• **Consegna**
Trascrivi in un elenco numerato le righe dei record, dall'inizio fino alla riga che contiene "Point [110,706,132,721]", compresa, tralasciando le righe vuote.

• **Dati forniti**
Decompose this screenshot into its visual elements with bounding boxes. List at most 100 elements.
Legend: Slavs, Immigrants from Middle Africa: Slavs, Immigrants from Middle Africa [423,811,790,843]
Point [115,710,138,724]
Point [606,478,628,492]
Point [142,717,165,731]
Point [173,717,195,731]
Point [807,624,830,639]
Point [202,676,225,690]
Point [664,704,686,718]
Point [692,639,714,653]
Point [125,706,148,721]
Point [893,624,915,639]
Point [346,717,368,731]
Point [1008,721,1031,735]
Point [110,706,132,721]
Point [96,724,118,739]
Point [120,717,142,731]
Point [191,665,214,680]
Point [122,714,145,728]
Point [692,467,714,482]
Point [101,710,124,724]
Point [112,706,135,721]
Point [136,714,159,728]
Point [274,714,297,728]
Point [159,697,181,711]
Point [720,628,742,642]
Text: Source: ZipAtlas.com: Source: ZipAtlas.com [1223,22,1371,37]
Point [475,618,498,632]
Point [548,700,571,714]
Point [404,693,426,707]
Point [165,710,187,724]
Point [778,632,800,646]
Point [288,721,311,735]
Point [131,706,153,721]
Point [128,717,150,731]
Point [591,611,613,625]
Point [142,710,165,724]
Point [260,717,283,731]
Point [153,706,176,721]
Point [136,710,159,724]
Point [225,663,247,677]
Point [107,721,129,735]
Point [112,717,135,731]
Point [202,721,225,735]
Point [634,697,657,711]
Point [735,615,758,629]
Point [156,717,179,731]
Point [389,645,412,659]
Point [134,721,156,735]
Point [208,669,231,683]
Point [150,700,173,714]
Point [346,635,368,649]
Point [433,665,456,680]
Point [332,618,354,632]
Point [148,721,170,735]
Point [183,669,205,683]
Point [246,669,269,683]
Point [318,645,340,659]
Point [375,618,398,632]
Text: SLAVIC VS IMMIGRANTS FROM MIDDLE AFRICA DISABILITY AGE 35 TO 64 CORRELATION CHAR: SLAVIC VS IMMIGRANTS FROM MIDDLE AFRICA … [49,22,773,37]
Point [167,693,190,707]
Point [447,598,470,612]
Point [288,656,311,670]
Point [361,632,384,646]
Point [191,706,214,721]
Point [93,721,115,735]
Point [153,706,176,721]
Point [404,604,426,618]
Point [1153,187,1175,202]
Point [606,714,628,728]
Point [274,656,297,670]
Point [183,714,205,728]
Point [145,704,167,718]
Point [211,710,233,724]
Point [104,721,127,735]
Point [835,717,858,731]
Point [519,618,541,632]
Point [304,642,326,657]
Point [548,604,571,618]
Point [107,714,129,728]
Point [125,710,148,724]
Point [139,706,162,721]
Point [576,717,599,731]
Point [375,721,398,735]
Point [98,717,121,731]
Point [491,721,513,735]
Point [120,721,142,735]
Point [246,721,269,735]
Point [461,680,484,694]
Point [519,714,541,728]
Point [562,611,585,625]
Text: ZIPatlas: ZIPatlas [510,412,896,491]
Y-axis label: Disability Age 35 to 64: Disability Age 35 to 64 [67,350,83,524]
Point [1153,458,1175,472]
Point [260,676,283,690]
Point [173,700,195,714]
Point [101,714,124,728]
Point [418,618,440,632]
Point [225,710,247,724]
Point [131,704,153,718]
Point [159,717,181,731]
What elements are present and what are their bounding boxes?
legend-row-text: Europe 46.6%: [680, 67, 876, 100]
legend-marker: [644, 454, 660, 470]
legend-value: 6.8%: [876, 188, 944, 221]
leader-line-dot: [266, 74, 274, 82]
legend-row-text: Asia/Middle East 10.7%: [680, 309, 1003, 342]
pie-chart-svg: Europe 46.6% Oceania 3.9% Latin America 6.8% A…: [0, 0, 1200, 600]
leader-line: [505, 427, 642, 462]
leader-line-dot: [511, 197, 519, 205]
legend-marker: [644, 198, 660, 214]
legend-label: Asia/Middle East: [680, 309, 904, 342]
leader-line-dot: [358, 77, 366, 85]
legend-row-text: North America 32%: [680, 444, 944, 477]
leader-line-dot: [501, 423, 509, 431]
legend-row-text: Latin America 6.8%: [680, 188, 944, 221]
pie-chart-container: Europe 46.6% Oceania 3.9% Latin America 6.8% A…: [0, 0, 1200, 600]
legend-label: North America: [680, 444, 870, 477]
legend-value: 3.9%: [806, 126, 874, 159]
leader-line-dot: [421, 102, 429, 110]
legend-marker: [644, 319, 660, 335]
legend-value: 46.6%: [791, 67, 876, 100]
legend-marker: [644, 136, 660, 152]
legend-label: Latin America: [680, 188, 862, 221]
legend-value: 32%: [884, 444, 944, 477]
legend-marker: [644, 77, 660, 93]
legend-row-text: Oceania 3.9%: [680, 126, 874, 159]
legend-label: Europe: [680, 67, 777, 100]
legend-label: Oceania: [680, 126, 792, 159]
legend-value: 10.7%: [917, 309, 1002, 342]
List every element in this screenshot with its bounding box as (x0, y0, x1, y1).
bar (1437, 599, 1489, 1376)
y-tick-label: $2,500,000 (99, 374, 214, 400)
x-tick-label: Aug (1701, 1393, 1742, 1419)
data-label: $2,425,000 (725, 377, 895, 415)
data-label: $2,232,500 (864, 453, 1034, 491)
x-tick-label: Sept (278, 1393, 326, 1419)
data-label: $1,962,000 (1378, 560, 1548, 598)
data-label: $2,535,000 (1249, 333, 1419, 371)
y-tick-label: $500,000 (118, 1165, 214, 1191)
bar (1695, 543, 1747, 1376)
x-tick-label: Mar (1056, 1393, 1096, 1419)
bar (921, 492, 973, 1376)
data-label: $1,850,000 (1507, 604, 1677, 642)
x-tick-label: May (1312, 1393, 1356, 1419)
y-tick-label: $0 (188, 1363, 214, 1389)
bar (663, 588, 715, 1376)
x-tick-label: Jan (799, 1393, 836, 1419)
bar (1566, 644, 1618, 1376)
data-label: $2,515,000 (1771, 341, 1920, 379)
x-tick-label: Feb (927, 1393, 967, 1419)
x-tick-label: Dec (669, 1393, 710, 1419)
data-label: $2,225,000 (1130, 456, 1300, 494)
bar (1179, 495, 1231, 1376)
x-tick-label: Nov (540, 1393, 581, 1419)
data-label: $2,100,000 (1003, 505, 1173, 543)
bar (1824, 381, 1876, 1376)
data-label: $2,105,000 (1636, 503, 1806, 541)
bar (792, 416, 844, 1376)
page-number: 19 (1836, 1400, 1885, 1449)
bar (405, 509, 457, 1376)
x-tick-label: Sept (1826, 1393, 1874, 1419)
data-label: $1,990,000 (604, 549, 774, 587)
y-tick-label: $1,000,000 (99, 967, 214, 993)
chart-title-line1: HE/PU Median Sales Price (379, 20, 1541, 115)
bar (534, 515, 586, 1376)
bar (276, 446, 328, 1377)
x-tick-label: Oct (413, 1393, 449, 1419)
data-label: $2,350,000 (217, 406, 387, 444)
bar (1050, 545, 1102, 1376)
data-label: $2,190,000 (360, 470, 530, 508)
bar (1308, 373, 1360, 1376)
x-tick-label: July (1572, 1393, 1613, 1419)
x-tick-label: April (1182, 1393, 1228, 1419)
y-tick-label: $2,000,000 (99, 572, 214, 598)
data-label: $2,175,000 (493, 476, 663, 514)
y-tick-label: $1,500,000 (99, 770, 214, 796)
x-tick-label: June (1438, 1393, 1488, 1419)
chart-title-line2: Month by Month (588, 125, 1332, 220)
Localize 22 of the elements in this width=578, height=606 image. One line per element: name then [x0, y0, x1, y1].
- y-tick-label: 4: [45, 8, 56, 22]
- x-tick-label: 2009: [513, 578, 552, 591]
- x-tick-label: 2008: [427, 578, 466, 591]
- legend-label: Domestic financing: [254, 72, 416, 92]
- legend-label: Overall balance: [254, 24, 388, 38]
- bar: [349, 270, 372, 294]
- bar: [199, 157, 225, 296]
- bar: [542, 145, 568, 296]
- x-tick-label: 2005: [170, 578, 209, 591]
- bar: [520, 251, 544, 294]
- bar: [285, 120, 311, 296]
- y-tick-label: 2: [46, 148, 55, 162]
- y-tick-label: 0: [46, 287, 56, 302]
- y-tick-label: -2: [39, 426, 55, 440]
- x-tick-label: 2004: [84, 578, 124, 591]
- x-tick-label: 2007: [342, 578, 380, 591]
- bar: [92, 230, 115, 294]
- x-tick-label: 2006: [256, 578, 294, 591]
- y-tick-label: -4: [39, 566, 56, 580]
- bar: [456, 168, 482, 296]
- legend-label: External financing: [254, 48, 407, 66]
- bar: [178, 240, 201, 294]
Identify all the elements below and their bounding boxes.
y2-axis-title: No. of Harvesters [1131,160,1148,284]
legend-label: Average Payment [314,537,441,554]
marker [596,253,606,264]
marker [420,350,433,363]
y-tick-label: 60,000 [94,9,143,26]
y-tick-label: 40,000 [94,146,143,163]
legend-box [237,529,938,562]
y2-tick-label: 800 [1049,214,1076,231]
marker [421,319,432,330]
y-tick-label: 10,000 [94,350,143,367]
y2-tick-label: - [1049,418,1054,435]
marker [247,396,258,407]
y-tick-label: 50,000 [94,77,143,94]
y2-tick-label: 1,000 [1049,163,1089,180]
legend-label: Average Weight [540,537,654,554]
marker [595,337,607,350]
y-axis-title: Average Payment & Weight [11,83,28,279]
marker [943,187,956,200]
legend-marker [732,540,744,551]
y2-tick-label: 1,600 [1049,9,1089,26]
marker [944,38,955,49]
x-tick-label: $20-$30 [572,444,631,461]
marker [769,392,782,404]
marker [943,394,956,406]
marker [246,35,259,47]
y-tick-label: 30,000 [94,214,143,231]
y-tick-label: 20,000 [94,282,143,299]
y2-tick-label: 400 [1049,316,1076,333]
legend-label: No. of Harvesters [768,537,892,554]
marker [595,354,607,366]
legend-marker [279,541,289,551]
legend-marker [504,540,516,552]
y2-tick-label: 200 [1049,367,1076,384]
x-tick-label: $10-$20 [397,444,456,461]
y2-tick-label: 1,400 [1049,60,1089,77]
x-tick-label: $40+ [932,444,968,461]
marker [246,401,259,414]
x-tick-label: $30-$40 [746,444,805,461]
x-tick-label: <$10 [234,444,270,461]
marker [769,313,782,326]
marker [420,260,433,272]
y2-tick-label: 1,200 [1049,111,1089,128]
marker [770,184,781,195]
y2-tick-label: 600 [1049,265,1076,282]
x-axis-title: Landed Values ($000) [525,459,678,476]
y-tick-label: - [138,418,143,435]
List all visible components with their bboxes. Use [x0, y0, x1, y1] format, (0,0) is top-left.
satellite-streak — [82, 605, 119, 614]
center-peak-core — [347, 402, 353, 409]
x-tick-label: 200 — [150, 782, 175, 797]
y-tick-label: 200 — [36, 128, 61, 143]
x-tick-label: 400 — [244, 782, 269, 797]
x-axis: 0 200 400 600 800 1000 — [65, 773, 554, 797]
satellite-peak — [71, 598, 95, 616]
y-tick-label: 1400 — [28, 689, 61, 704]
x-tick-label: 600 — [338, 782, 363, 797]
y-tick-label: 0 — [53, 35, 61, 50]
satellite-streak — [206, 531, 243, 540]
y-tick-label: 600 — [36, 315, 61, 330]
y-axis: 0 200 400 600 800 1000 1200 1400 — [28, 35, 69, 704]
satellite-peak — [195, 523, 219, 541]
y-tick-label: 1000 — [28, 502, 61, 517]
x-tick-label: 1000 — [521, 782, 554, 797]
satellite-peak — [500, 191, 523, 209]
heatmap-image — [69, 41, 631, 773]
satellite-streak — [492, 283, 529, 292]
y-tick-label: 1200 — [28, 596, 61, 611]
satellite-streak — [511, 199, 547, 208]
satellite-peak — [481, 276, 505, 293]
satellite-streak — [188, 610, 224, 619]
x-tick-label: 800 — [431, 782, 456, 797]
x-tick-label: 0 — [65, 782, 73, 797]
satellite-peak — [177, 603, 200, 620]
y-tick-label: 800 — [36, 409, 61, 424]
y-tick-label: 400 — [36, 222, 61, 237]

• **Risposta alla consegna**
1. Decompose this screenshot into its visual elements with bounding boxes. List at most 100 elements.
2. Legend: Slavs, Immigrants from Middle Africa: Slavs, Immigrants from Middle Africa [423,811,790,843]
3. Point [115,710,138,724]
4. Point [606,478,628,492]
5. Point [142,717,165,731]
6. Point [173,717,195,731]
7. Point [807,624,830,639]
8. Point [202,676,225,690]
9. Point [664,704,686,718]
10. Point [692,639,714,653]
11. Point [125,706,148,721]
12. Point [893,624,915,639]
13. Point [346,717,368,731]
14. Point [1008,721,1031,735]
15. Point [110,706,132,721]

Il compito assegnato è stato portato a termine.